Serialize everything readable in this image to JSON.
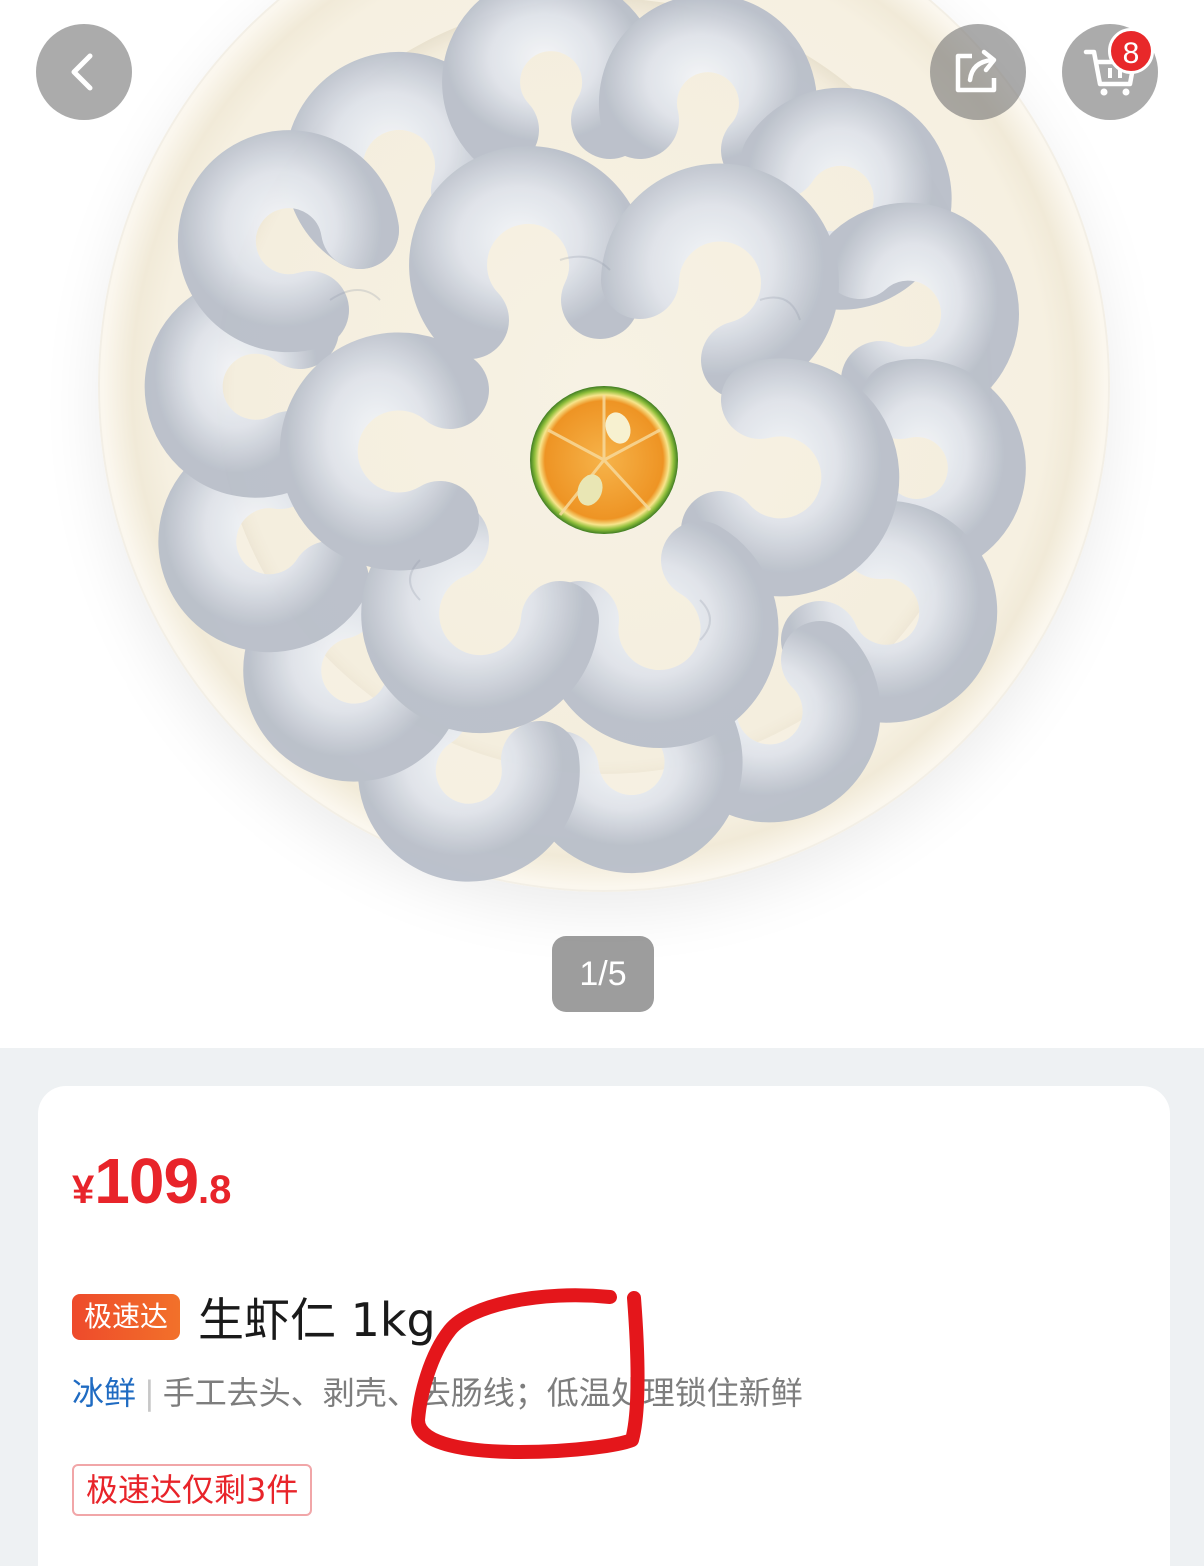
{
  "header": {
    "back_icon": "chevron-left-icon",
    "share_icon": "share-icon",
    "cart_icon": "shopping-cart-icon",
    "cart_count": "8"
  },
  "gallery": {
    "pager": "1/5"
  },
  "product": {
    "price_currency": "¥",
    "price_integer": "109",
    "price_decimal": ".8",
    "delivery_tag": "极速达",
    "title": "生虾仁 1kg",
    "storage_type": "冰鲜",
    "separator": "|",
    "description": "手工去头、剥壳、去肠线；低温处理锁住新鲜",
    "stock_notice": "极速达仅剩3件"
  },
  "colors": {
    "price_red": "#e8242a",
    "badge_red": "#e8282a",
    "fresh_blue": "#1f6bc2",
    "annotation_red": "#e4161b"
  }
}
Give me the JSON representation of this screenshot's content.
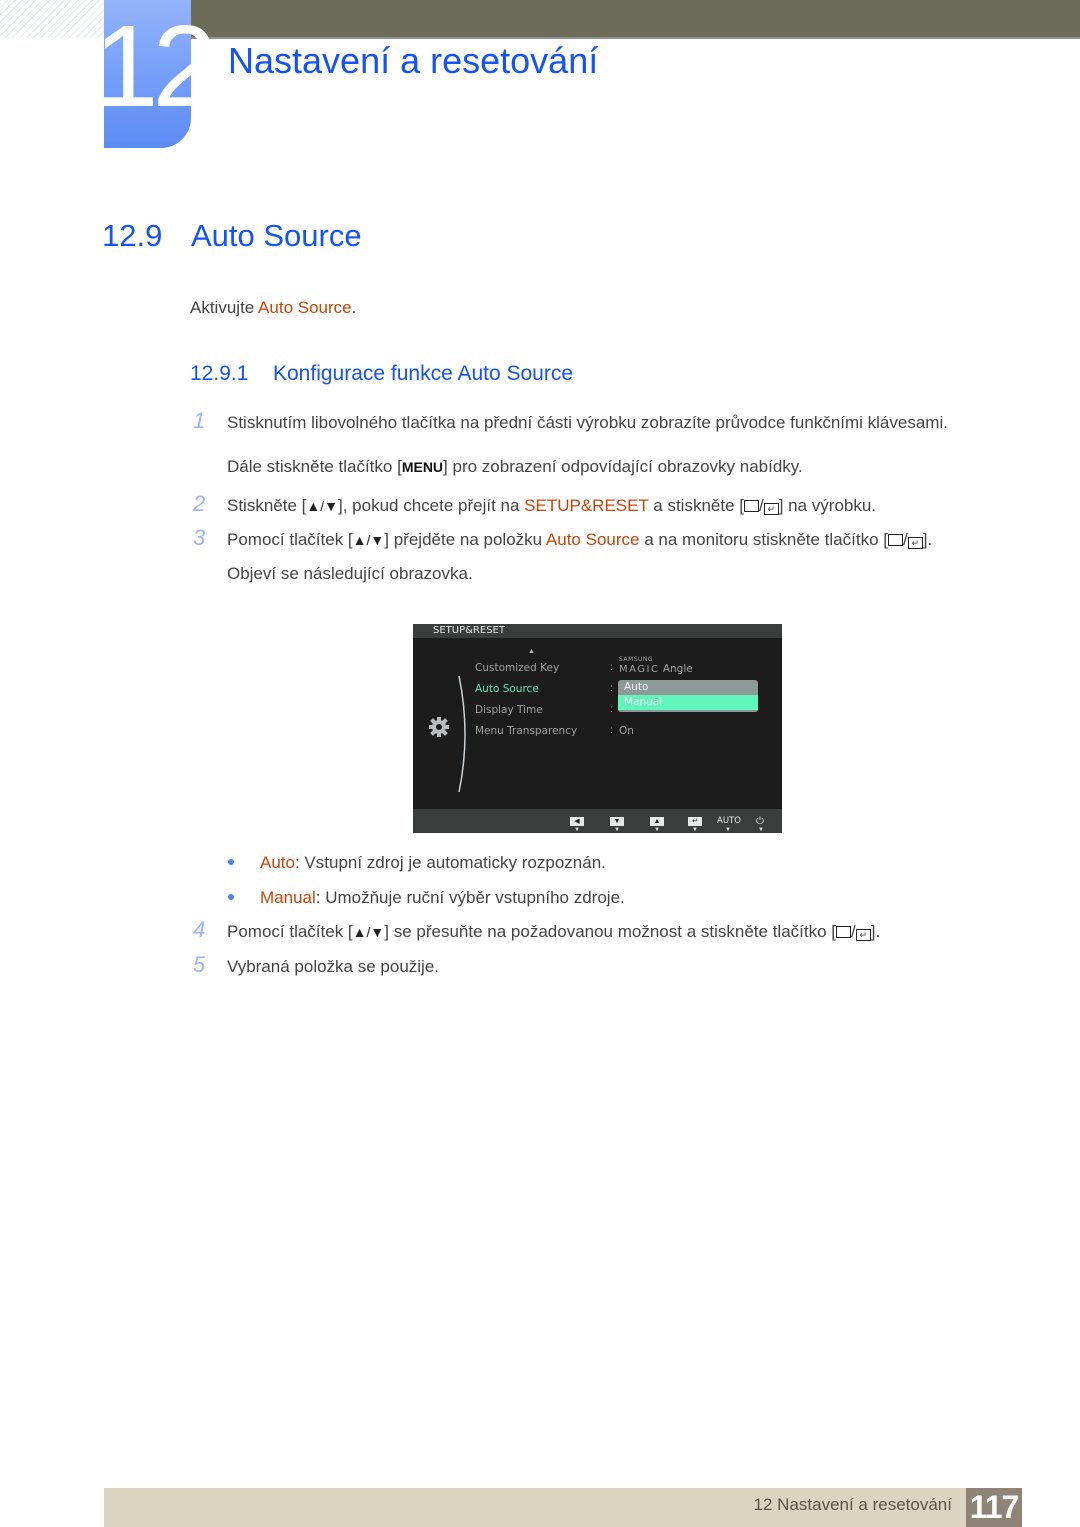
{
  "header": {
    "chapter_number": "12",
    "chapter_title": "Nastavení a resetování"
  },
  "section": {
    "number": "12.9",
    "title": "Auto Source",
    "intro_prefix": "Aktivujte ",
    "intro_highlight": "Auto Source",
    "intro_suffix": "."
  },
  "subsection": {
    "number": "12.9.1",
    "title": "Konfigurace funkce Auto Source"
  },
  "steps": [
    {
      "number": "1",
      "line1": "Stisknutím libovolného tlačítka na přední části výrobku zobrazíte průvodce funkčními klávesami.",
      "line2_prefix": "Dále stiskněte tlačítko [",
      "line2_key": "MENU",
      "line2_suffix": "] pro zobrazení odpovídající obrazovky nabídky."
    },
    {
      "number": "2",
      "part1": "Stiskněte [",
      "part2": "], pokud chcete přejít na ",
      "highlight": "SETUP&RESET",
      "part3": " a stiskněte [",
      "part4": "] na výrobku."
    },
    {
      "number": "3",
      "part1": "Pomocí tlačítek [",
      "part2": "] přejděte na položku ",
      "highlight": "Auto Source",
      "part3": " a na monitoru stiskněte tlačítko [",
      "part4": "].",
      "line2": "Objeví se následující obrazovka."
    },
    {
      "number": "4",
      "part1": "Pomocí tlačítek [",
      "part2": "] se přesuňte na požadovanou možnost a stiskněte tlačítko [",
      "part3": "]."
    },
    {
      "number": "5",
      "text": "Vybraná položka se použije."
    }
  ],
  "bullets": [
    {
      "term": "Auto",
      "desc": ": Vstupní zdroj je automaticky rozpoznán."
    },
    {
      "term": "Manual",
      "desc": ": Umožňuje ruční výběr vstupního zdroje."
    }
  ],
  "osd": {
    "title": "SETUP&RESET",
    "menu_items": [
      {
        "label": "Customized Key",
        "value_small": "SAMSUNG",
        "value_big": "MAGIC",
        "value_suffix": "Angle"
      },
      {
        "label": "Auto Source",
        "active": true
      },
      {
        "label": "Display Time"
      },
      {
        "label": "Menu Transparency",
        "value": "On"
      }
    ],
    "dropdown_options": [
      {
        "label": "Auto",
        "selected": false
      },
      {
        "label": "Manual",
        "selected": true
      }
    ],
    "buttons": [
      "left",
      "down",
      "up",
      "enter",
      "AUTO",
      "power"
    ],
    "auto_label": "AUTO",
    "colors": {
      "active": "#5ee3b0",
      "selected_option": "#5ff5bd"
    }
  },
  "icons": {
    "up_down": "▲/▼",
    "source_enter": "source-enter-icon"
  },
  "footer": {
    "chapter_label": "12 Nastavení a resetování",
    "page_number": "117"
  },
  "colors": {
    "heading_blue": "#1553f5",
    "highlight_orange": "#c8460c",
    "step_number": "#9db5f6",
    "top_bar": "#6d6c58",
    "footer_bg": "#dbd4c1",
    "page_box": "#8f8478"
  }
}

Task goal
Copy every line of the data exactly as written, excluding the pictures.

Exercise answer
Serialize everything readable in this image to JSON.
{
  "header": {
    "back_icon": "chevron-left-icon",
    "share_icon": "share-icon",
    "cart_icon": "shopping-cart-icon",
    "cart_count": "8"
  },
  "gallery": {
    "pager": "1/5"
  },
  "product": {
    "price_currency": "¥",
    "price_integer": "109",
    "price_decimal": ".8",
    "delivery_tag": "极速达",
    "title": "生虾仁 1kg",
    "storage_type": "冰鲜",
    "separator": "|",
    "description": "手工去头、剥壳、去肠线；低温处理锁住新鲜",
    "stock_notice": "极速达仅剩3件"
  },
  "colors": {
    "price_red": "#e8242a",
    "badge_red": "#e8282a",
    "fresh_blue": "#1f6bc2",
    "annotation_red": "#e4161b"
  }
}
Give me the JSON representation of this screenshot's content.
{
  "header": {
    "chapter_number": "12",
    "chapter_title": "Nastavení a resetování"
  },
  "section": {
    "number": "12.9",
    "title": "Auto Source",
    "intro_prefix": "Aktivujte ",
    "intro_highlight": "Auto Source",
    "intro_suffix": "."
  },
  "subsection": {
    "number": "12.9.1",
    "title": "Konfigurace funkce Auto Source"
  },
  "steps": [
    {
      "number": "1",
      "line1": "Stisknutím libovolného tlačítka na přední části výrobku zobrazíte průvodce funkčními klávesami.",
      "line2_prefix": "Dále stiskněte tlačítko [",
      "line2_key": "MENU",
      "line2_suffix": "] pro zobrazení odpovídající obrazovky nabídky."
    },
    {
      "number": "2",
      "part1": "Stiskněte [",
      "part2": "], pokud chcete přejít na ",
      "highlight": "SETUP&RESET",
      "part3": " a stiskněte [",
      "part4": "] na výrobku."
    },
    {
      "number": "3",
      "part1": "Pomocí tlačítek [",
      "part2": "] přejděte na položku ",
      "highlight": "Auto Source",
      "part3": " a na monitoru stiskněte tlačítko [",
      "part4": "].",
      "line2": "Objeví se následující obrazovka."
    },
    {
      "number": "4",
      "part1": "Pomocí tlačítek [",
      "part2": "] se přesuňte na požadovanou možnost a stiskněte tlačítko [",
      "part3": "]."
    },
    {
      "number": "5",
      "text": "Vybraná položka se použije."
    }
  ],
  "bullets": [
    {
      "term": "Auto",
      "desc": ": Vstupní zdroj je automaticky rozpoznán."
    },
    {
      "term": "Manual",
      "desc": ": Umožňuje ruční výběr vstupního zdroje."
    }
  ],
  "osd": {
    "title": "SETUP&RESET",
    "menu_items": [
      {
        "label": "Customized Key",
        "value_small": "SAMSUNG",
        "value_big": "MAGIC",
        "value_suffix": "Angle"
      },
      {
        "label": "Auto Source",
        "active": true
      },
      {
        "label": "Display Time"
      },
      {
        "label": "Menu Transparency",
        "value": "On"
      }
    ],
    "dropdown_options": [
      {
        "label": "Auto",
        "selected": false
      },
      {
        "label": "Manual",
        "selected": true
      }
    ],
    "buttons": [
      "left",
      "down",
      "up",
      "enter",
      "AUTO",
      "power"
    ],
    "auto_label": "AUTO",
    "colors": {
      "active": "#5ee3b0",
      "selected_option": "#5ff5bd"
    }
  },
  "icons": {
    "up_down": "▲/▼",
    "source_enter": "source-enter-icon"
  },
  "footer": {
    "chapter_label": "12 Nastavení a resetování",
    "page_number": "117"
  },
  "colors": {
    "heading_blue": "#1553f5",
    "highlight_orange": "#c8460c",
    "step_number": "#9db5f6",
    "top_bar": "#6d6c58",
    "footer_bg": "#dbd4c1",
    "page_box": "#8f8478"
  }
}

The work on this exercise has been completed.